_Exercise description_. Copy out each line exactly; pictures stay out of the copy.

_Data shown_.

----------------

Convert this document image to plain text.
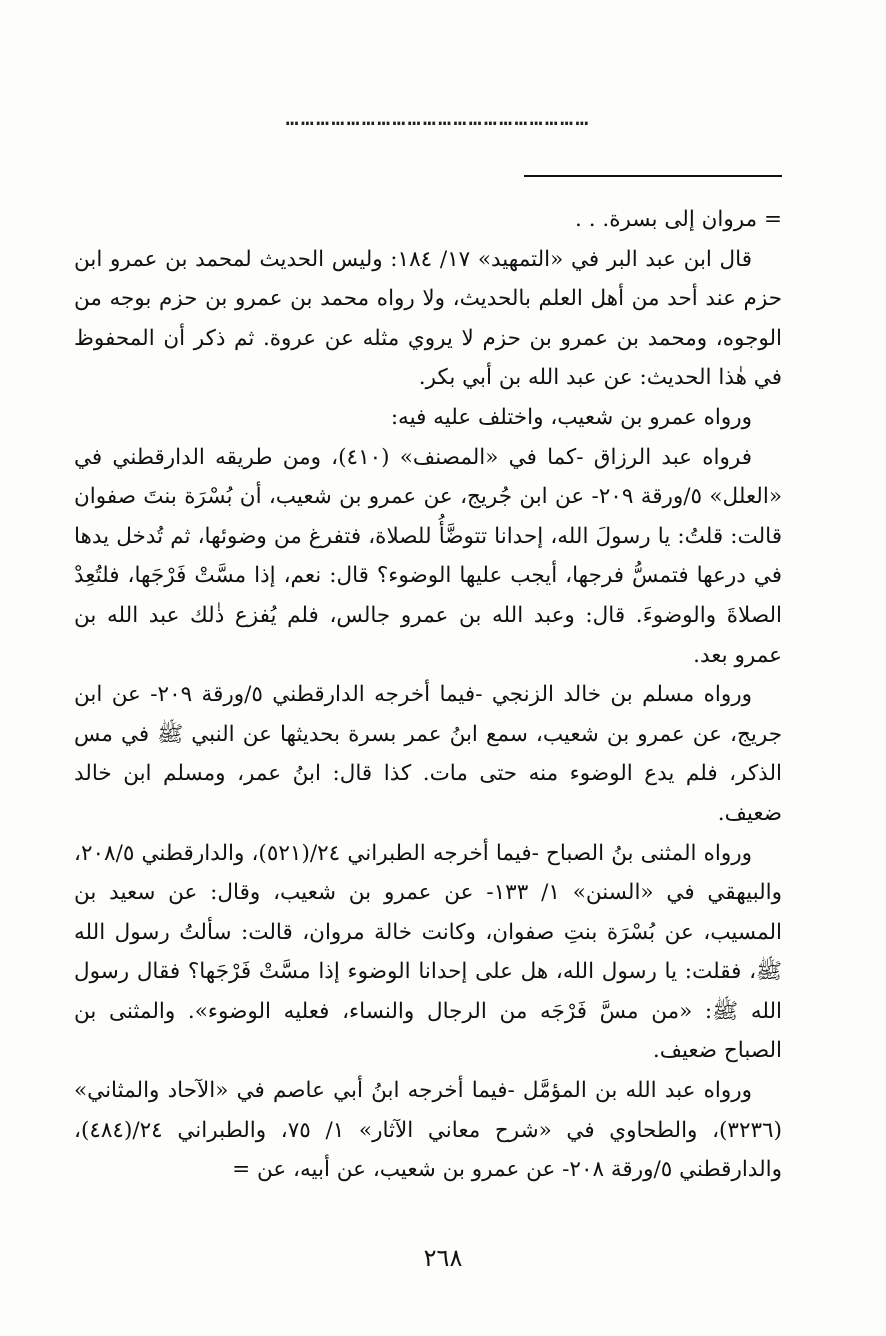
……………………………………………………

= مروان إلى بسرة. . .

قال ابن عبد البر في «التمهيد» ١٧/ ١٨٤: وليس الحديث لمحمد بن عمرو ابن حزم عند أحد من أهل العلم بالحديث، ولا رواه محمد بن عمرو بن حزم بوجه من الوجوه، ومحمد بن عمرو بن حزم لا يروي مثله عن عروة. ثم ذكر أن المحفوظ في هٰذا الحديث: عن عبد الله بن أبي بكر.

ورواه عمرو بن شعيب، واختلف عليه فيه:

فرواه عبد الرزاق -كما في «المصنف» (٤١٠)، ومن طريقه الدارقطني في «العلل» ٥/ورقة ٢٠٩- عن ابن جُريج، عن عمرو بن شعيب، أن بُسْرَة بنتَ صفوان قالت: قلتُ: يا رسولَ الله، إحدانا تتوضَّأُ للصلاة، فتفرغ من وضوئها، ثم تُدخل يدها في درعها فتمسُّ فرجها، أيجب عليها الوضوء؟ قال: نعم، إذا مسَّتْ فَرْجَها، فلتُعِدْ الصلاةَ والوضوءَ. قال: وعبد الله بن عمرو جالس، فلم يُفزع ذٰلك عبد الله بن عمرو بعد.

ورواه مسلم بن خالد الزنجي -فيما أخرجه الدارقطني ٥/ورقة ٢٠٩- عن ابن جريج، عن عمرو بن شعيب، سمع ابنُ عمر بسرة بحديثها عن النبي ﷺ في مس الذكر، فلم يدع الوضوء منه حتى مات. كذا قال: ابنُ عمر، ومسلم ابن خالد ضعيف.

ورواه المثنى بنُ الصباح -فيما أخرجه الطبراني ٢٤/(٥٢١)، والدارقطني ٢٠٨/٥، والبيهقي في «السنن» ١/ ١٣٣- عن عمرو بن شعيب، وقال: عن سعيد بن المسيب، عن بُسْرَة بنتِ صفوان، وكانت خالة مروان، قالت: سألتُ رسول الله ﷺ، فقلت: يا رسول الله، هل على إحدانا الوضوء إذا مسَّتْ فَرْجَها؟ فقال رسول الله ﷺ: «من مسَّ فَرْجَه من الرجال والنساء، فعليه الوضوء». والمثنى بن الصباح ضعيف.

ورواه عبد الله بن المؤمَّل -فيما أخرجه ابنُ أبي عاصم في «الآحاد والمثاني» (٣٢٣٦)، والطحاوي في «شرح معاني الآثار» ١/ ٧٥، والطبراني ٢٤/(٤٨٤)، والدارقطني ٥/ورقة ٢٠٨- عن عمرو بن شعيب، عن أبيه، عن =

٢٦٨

----------------

_Written solution_.
Convert this document image to plain text.
……………………………………………………

= مروان إلى بسرة. . .

قال ابن عبد البر في «التمهيد» ١٧/ ١٨٤: وليس الحديث لمحمد بن عمرو ابن حزم عند أحد من أهل العلم بالحديث، ولا رواه محمد بن عمرو بن حزم بوجه من الوجوه، ومحمد بن عمرو بن حزم لا يروي مثله عن عروة. ثم ذكر أن المحفوظ في هٰذا الحديث: عن عبد الله بن أبي بكر.

ورواه عمرو بن شعيب، واختلف عليه فيه:

فرواه عبد الرزاق -كما في «المصنف» (٤١٠)، ومن طريقه الدارقطني في «العلل» ٥/ورقة ٢٠٩- عن ابن جُريج، عن عمرو بن شعيب، أن بُسْرَة بنتَ صفوان قالت: قلتُ: يا رسولَ الله، إحدانا تتوضَّأُ للصلاة، فتفرغ من وضوئها، ثم تُدخل يدها في درعها فتمسُّ فرجها، أيجب عليها الوضوء؟ قال: نعم، إذا مسَّتْ فَرْجَها، فلتُعِدْ الصلاةَ والوضوءَ. قال: وعبد الله بن عمرو جالس، فلم يُفزع ذٰلك عبد الله بن عمرو بعد.

ورواه مسلم بن خالد الزنجي -فيما أخرجه الدارقطني ٥/ورقة ٢٠٩- عن ابن جريج، عن عمرو بن شعيب، سمع ابنُ عمر بسرة بحديثها عن النبي ﷺ في مس الذكر، فلم يدع الوضوء منه حتى مات. كذا قال: ابنُ عمر، ومسلم ابن خالد ضعيف.

ورواه المثنى بنُ الصباح -فيما أخرجه الطبراني ٢٤/(٥٢١)، والدارقطني ٢٠٨/٥، والبيهقي في «السنن» ١/ ١٣٣- عن عمرو بن شعيب، وقال: عن سعيد بن المسيب، عن بُسْرَة بنتِ صفوان، وكانت خالة مروان، قالت: سألتُ رسول الله ﷺ، فقلت: يا رسول الله، هل على إحدانا الوضوء إذا مسَّتْ فَرْجَها؟ فقال رسول الله ﷺ: «من مسَّ فَرْجَه من الرجال والنساء، فعليه الوضوء». والمثنى بن الصباح ضعيف.

ورواه عبد الله بن المؤمَّل -فيما أخرجه ابنُ أبي عاصم في «الآحاد والمثاني» (٣٢٣٦)، والطحاوي في «شرح معاني الآثار» ١/ ٧٥، والطبراني ٢٤/(٤٨٤)، والدارقطني ٥/ورقة ٢٠٨- عن عمرو بن شعيب، عن أبيه، عن =

٢٦٨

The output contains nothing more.